SET EXERCISE: Output all records precisely as written.

EXERCISE DATA:
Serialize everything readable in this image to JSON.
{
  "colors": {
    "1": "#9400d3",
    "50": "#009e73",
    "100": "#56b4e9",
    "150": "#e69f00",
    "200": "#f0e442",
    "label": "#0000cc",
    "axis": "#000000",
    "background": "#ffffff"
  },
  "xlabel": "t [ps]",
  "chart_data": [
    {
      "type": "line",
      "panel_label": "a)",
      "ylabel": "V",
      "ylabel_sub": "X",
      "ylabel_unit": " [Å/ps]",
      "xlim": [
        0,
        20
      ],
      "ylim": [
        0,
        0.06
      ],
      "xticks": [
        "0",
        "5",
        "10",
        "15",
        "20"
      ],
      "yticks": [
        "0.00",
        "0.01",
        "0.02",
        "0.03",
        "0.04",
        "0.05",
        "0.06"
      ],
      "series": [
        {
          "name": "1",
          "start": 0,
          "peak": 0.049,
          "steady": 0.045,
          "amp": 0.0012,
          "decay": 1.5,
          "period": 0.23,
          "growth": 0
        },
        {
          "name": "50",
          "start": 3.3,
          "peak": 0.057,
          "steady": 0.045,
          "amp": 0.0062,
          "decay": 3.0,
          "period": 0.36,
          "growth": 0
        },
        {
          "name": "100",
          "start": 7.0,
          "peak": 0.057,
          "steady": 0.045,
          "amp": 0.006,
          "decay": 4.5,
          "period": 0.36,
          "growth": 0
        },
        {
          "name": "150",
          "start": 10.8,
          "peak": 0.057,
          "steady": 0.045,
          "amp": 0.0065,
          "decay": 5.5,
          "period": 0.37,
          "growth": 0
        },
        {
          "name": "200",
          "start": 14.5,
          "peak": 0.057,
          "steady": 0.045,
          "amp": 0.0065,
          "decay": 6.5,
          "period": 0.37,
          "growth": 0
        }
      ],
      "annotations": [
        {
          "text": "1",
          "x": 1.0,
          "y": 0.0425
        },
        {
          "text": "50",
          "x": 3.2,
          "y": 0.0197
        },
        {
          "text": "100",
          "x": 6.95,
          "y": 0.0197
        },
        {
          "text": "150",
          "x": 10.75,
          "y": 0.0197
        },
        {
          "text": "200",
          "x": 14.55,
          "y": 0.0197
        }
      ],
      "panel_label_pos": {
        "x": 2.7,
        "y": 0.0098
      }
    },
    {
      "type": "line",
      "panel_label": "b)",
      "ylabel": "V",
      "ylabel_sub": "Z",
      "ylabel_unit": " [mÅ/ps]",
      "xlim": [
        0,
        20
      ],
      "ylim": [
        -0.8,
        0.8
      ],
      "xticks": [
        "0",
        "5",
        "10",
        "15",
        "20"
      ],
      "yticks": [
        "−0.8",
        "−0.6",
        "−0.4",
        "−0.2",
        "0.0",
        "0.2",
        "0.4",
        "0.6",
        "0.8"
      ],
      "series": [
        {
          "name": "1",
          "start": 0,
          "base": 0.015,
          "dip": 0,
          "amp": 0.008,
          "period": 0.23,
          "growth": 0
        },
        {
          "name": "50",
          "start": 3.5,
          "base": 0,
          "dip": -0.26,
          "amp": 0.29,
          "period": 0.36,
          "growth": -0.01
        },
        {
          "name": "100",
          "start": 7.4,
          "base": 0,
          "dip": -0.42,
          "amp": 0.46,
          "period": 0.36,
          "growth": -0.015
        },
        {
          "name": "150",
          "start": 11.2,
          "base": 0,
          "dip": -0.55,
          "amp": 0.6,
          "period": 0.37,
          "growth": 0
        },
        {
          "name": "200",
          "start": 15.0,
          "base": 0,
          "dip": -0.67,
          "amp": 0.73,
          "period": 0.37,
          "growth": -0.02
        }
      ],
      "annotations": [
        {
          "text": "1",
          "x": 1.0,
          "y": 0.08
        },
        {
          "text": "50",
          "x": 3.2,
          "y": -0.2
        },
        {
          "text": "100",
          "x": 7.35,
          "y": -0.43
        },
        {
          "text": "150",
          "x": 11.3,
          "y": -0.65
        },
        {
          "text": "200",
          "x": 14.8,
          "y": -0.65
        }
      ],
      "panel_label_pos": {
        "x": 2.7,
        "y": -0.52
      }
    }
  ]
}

EXPECTED OUTPUT:
Serialize everything readable in this image to JSON.
{
  "colors": {
    "1": "#9400d3",
    "50": "#009e73",
    "100": "#56b4e9",
    "150": "#e69f00",
    "200": "#f0e442",
    "label": "#0000cc",
    "axis": "#000000",
    "background": "#ffffff"
  },
  "xlabel": "t [ps]",
  "chart_data": [
    {
      "type": "line",
      "panel_label": "a)",
      "ylabel": "V",
      "ylabel_sub": "X",
      "ylabel_unit": " [Å/ps]",
      "xlim": [
        0,
        20
      ],
      "ylim": [
        0,
        0.06
      ],
      "xticks": [
        "0",
        "5",
        "10",
        "15",
        "20"
      ],
      "yticks": [
        "0.00",
        "0.01",
        "0.02",
        "0.03",
        "0.04",
        "0.05",
        "0.06"
      ],
      "series": [
        {
          "name": "1",
          "start": 0,
          "peak": 0.049,
          "steady": 0.045,
          "amp": 0.0012,
          "decay": 1.5,
          "period": 0.23,
          "growth": 0
        },
        {
          "name": "50",
          "start": 3.3,
          "peak": 0.057,
          "steady": 0.045,
          "amp": 0.0062,
          "decay": 3.0,
          "period": 0.36,
          "growth": 0
        },
        {
          "name": "100",
          "start": 7.0,
          "peak": 0.057,
          "steady": 0.045,
          "amp": 0.006,
          "decay": 4.5,
          "period": 0.36,
          "growth": 0
        },
        {
          "name": "150",
          "start": 10.8,
          "peak": 0.057,
          "steady": 0.045,
          "amp": 0.0065,
          "decay": 5.5,
          "period": 0.37,
          "growth": 0
        },
        {
          "name": "200",
          "start": 14.5,
          "peak": 0.057,
          "steady": 0.045,
          "amp": 0.0065,
          "decay": 6.5,
          "period": 0.37,
          "growth": 0
        }
      ],
      "annotations": [
        {
          "text": "1",
          "x": 1.0,
          "y": 0.0425
        },
        {
          "text": "50",
          "x": 3.2,
          "y": 0.0197
        },
        {
          "text": "100",
          "x": 6.95,
          "y": 0.0197
        },
        {
          "text": "150",
          "x": 10.75,
          "y": 0.0197
        },
        {
          "text": "200",
          "x": 14.55,
          "y": 0.0197
        }
      ],
      "panel_label_pos": {
        "x": 2.7,
        "y": 0.0098
      }
    },
    {
      "type": "line",
      "panel_label": "b)",
      "ylabel": "V",
      "ylabel_sub": "Z",
      "ylabel_unit": " [mÅ/ps]",
      "xlim": [
        0,
        20
      ],
      "ylim": [
        -0.8,
        0.8
      ],
      "xticks": [
        "0",
        "5",
        "10",
        "15",
        "20"
      ],
      "yticks": [
        "−0.8",
        "−0.6",
        "−0.4",
        "−0.2",
        "0.0",
        "0.2",
        "0.4",
        "0.6",
        "0.8"
      ],
      "series": [
        {
          "name": "1",
          "start": 0,
          "base": 0.015,
          "dip": 0,
          "amp": 0.008,
          "period": 0.23,
          "growth": 0
        },
        {
          "name": "50",
          "start": 3.5,
          "base": 0,
          "dip": -0.26,
          "amp": 0.29,
          "period": 0.36,
          "growth": -0.01
        },
        {
          "name": "100",
          "start": 7.4,
          "base": 0,
          "dip": -0.42,
          "amp": 0.46,
          "period": 0.36,
          "growth": -0.015
        },
        {
          "name": "150",
          "start": 11.2,
          "base": 0,
          "dip": -0.55,
          "amp": 0.6,
          "period": 0.37,
          "growth": 0
        },
        {
          "name": "200",
          "start": 15.0,
          "base": 0,
          "dip": -0.67,
          "amp": 0.73,
          "period": 0.37,
          "growth": -0.02
        }
      ],
      "annotations": [
        {
          "text": "1",
          "x": 1.0,
          "y": 0.08
        },
        {
          "text": "50",
          "x": 3.2,
          "y": -0.2
        },
        {
          "text": "100",
          "x": 7.35,
          "y": -0.43
        },
        {
          "text": "150",
          "x": 11.3,
          "y": -0.65
        },
        {
          "text": "200",
          "x": 14.8,
          "y": -0.65
        }
      ],
      "panel_label_pos": {
        "x": 2.7,
        "y": -0.52
      }
    }
  ]
}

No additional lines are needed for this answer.